__Work to complete__: Recast the stretch of material from the line containing "histogram-bar bbox=[637, 371, 652, 417]" through the line containing "histogram-bar bbox=[456, 489, 471, 495]" as a Markdown table with the columns Index and Entry. Number each line and leave out any blank ones.
[BEGIN Records for the task]
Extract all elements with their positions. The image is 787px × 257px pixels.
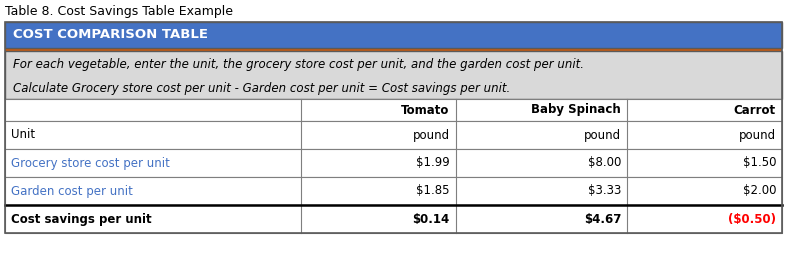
Bar xyxy=(5,177,782,205)
Text: $1.85: $1.85 xyxy=(416,185,449,197)
Bar xyxy=(5,51,782,99)
Bar xyxy=(5,205,782,233)
Text: Grocery store cost per unit: Grocery store cost per unit xyxy=(11,157,170,170)
Text: For each vegetable, enter the unit, the grocery store cost per unit, and the gar: For each vegetable, enter the unit, the … xyxy=(13,58,584,71)
Text: Cost savings per unit: Cost savings per unit xyxy=(11,213,152,225)
Bar xyxy=(5,99,782,121)
Bar xyxy=(5,22,782,48)
Text: $1.50: $1.50 xyxy=(742,157,776,170)
Text: $1.99: $1.99 xyxy=(416,157,449,170)
Bar xyxy=(5,149,782,177)
Bar xyxy=(5,22,782,233)
Text: Calculate Grocery store cost per unit - Garden cost per unit = Cost savings per : Calculate Grocery store cost per unit - … xyxy=(13,82,510,95)
Text: pound: pound xyxy=(739,128,776,142)
Text: $3.33: $3.33 xyxy=(588,185,621,197)
Text: Tomato: Tomato xyxy=(401,104,449,116)
Bar xyxy=(5,22,782,48)
Text: $2.00: $2.00 xyxy=(742,185,776,197)
Text: Carrot: Carrot xyxy=(733,104,776,116)
Text: Table 8. Cost Savings Table Example: Table 8. Cost Savings Table Example xyxy=(5,5,233,19)
Text: ($0.50): ($0.50) xyxy=(728,213,776,225)
Text: Baby Spinach: Baby Spinach xyxy=(531,104,621,116)
Bar xyxy=(5,121,782,149)
Text: $8.00: $8.00 xyxy=(588,157,621,170)
Text: $0.14: $0.14 xyxy=(412,213,449,225)
Bar xyxy=(5,48,782,51)
Text: pound: pound xyxy=(412,128,449,142)
Text: Unit: Unit xyxy=(11,128,35,142)
Text: $4.67: $4.67 xyxy=(584,213,621,225)
Text: pound: pound xyxy=(584,128,621,142)
Text: Garden cost per unit: Garden cost per unit xyxy=(11,185,133,197)
Text: COST COMPARISON TABLE: COST COMPARISON TABLE xyxy=(13,29,208,41)
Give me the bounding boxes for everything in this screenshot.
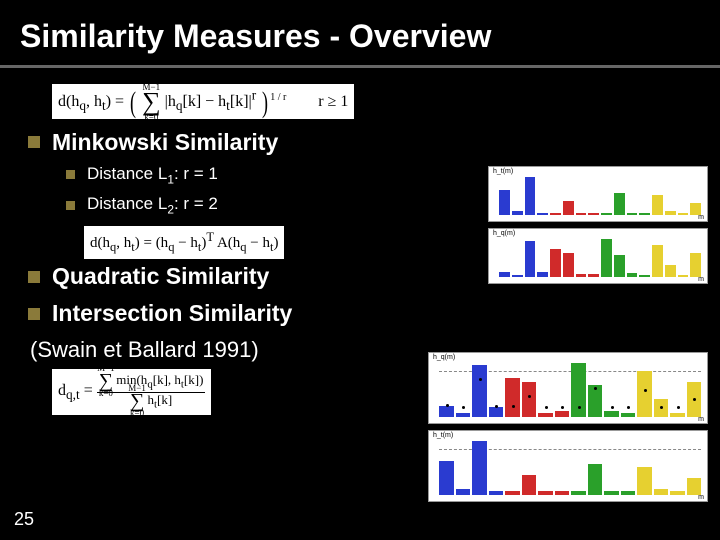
histogram-bar bbox=[637, 371, 652, 417]
slide-title: Similarity Measures - Overview bbox=[0, 0, 720, 68]
marker-dot bbox=[479, 378, 482, 381]
axis-label: m bbox=[698, 276, 704, 283]
bullet-minkowski: Minkowski Similarity bbox=[28, 129, 700, 156]
histogram-bar bbox=[489, 407, 504, 417]
histogram-bar bbox=[537, 272, 548, 277]
formula-quadratic: d(hq, ht) = (hq − ht)T A(hq − ht) bbox=[84, 226, 284, 259]
histogram-bar bbox=[563, 201, 574, 215]
histogram-bar bbox=[525, 241, 536, 277]
histogram-bar bbox=[639, 275, 650, 277]
histogram-hq-small: h_q(m) m bbox=[488, 228, 708, 284]
bullet-icon bbox=[28, 308, 40, 320]
bullet-icon bbox=[66, 201, 75, 210]
marker-dot bbox=[578, 406, 581, 409]
histogram-bar bbox=[639, 213, 650, 215]
histogram-bar bbox=[627, 273, 638, 277]
histogram-bar bbox=[550, 249, 561, 277]
histogram-bar bbox=[505, 378, 520, 417]
histogram-bar bbox=[654, 489, 669, 495]
histogram-bar bbox=[670, 413, 685, 417]
bullet-icon bbox=[28, 271, 40, 283]
histogram-bar bbox=[563, 253, 574, 277]
histogram-bar bbox=[621, 413, 636, 417]
histogram-bar bbox=[456, 489, 471, 495]
histogram-bar bbox=[555, 491, 570, 495]
histogram-bar bbox=[439, 461, 454, 495]
histogram-bar bbox=[588, 213, 599, 215]
histogram-bar bbox=[439, 406, 454, 417]
histogram-bar bbox=[621, 491, 636, 495]
histogram-bar bbox=[588, 274, 599, 277]
histogram-bar bbox=[472, 441, 487, 495]
histogram-bar bbox=[665, 211, 676, 215]
histogram-ht-large: h_t(m) m bbox=[428, 430, 708, 502]
bullet-intersection: Intersection Similarity bbox=[28, 300, 700, 327]
histogram-bar bbox=[678, 213, 689, 215]
page-number: 25 bbox=[14, 509, 34, 530]
histogram-bar bbox=[555, 411, 570, 417]
marker-dot bbox=[611, 406, 614, 409]
bullet-text: Intersection Similarity bbox=[52, 300, 292, 327]
histogram-bar bbox=[614, 255, 625, 277]
histogram-bar bbox=[652, 195, 663, 215]
histogram-ht-small: h_t(m) m bbox=[488, 166, 708, 222]
histogram-bar bbox=[522, 382, 537, 417]
histogram-bar bbox=[670, 491, 685, 495]
histogram-bar bbox=[687, 478, 702, 495]
histogram-bar bbox=[601, 213, 612, 215]
histogram-bar bbox=[472, 365, 487, 417]
bullet-icon bbox=[28, 136, 40, 148]
histogram-bar bbox=[576, 274, 587, 277]
bullet-text: Distance L1: r = 1 bbox=[87, 164, 218, 186]
histogram-bar bbox=[604, 491, 619, 495]
marker-dot bbox=[545, 406, 548, 409]
histogram-bar bbox=[456, 413, 471, 417]
marker-dot bbox=[512, 405, 515, 408]
histogram-bar bbox=[499, 272, 510, 277]
bullet-icon bbox=[66, 170, 75, 179]
histogram-bar bbox=[550, 213, 561, 215]
histogram-bar bbox=[614, 193, 625, 215]
histogram-bar bbox=[489, 491, 504, 495]
axis-label: m bbox=[698, 416, 704, 423]
histogram-bar bbox=[588, 464, 603, 495]
bullet-text: Quadratic Similarity bbox=[52, 263, 269, 290]
histogram-bar bbox=[652, 245, 663, 277]
histogram-bar bbox=[512, 275, 523, 277]
histogram-bar bbox=[627, 213, 638, 215]
histogram-bar bbox=[525, 177, 536, 215]
bullet-text: Minkowski Similarity bbox=[52, 129, 278, 156]
histogram-bar bbox=[505, 491, 520, 495]
histogram-bar bbox=[678, 275, 689, 277]
histogram-bar bbox=[690, 253, 701, 277]
histogram-bar bbox=[499, 190, 510, 215]
bullet-text: Distance L2: r = 2 bbox=[87, 194, 218, 216]
histogram-bar bbox=[538, 491, 553, 495]
histogram-bar bbox=[571, 491, 586, 495]
histogram-bar bbox=[537, 213, 548, 215]
histogram-bar bbox=[690, 203, 701, 215]
axis-label: m bbox=[698, 494, 704, 501]
histogram-bar bbox=[665, 265, 676, 277]
marker-dot bbox=[446, 404, 449, 407]
formula-minkowski: d(hq, ht) = ( ∑M−1k=0 |hq[k] − ht[k]|r )… bbox=[52, 84, 354, 119]
histogram-bar bbox=[601, 239, 612, 277]
histogram-bar bbox=[604, 411, 619, 417]
histogram-bar bbox=[512, 211, 523, 215]
histogram-bar bbox=[538, 413, 553, 417]
histogram-bar bbox=[637, 467, 652, 495]
marker-dot bbox=[677, 406, 680, 409]
formula-intersection: dq,t = ∑M−1k=0 min(hq[k], ht[k]) ∑M−1k=0… bbox=[52, 369, 211, 415]
histogram-bar bbox=[522, 475, 537, 495]
axis-label: m bbox=[698, 214, 704, 221]
histogram-bar bbox=[576, 213, 587, 215]
histogram-hq-large: h_q(m) m bbox=[428, 352, 708, 424]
[END Records for the task]
__Response to the task__:
| Index | Entry |
|---|---|
| 1 | histogram-bar bbox=[637, 371, 652, 417] |
| 2 | slide-title: Similarity Measures - Overview bbox=[0, 0, 720, 68] |
| 3 | marker-dot bbox=[479, 378, 482, 381] |
| 4 | axis-label: m bbox=[698, 276, 704, 283] |
| 5 | bullet-minkowski: Minkowski Similarity bbox=[28, 129, 700, 156] |
| 6 | histogram-bar bbox=[489, 407, 504, 417] |
| 7 | histogram-bar bbox=[537, 272, 548, 277] |
| 8 | formula-quadratic: d(hq, ht) = (hq − ht)T A(hq − ht) bbox=[84, 226, 284, 259] |
| 9 | histogram-bar bbox=[563, 201, 574, 215] |
| 10 | histogram-bar bbox=[525, 241, 536, 277] |
| 11 | histogram-bar bbox=[639, 275, 650, 277] |
| 12 | histogram-hq-small: h_q(m) m bbox=[488, 228, 708, 284] |
| 13 | bullet-icon bbox=[28, 308, 40, 320] |
| 14 | bullet-icon bbox=[66, 201, 75, 210] |
| 15 | marker-dot bbox=[578, 406, 581, 409] |
| 16 | histogram-bar bbox=[639, 213, 650, 215] |
| 17 | histogram-bar bbox=[627, 273, 638, 277] |
| 18 | histogram-bar bbox=[550, 249, 561, 277] |
| 19 | histogram-bar bbox=[505, 378, 520, 417] |
| 20 | histogram-bar bbox=[654, 489, 669, 495] |
| 21 | histogram-bar bbox=[670, 413, 685, 417] |
| 22 | bullet-icon bbox=[28, 271, 40, 283] |
| 23 | histogram-bar bbox=[563, 253, 574, 277] |
| 24 | histogram-bar bbox=[621, 413, 636, 417] |
| 25 | histogram-bar bbox=[456, 489, 471, 495] |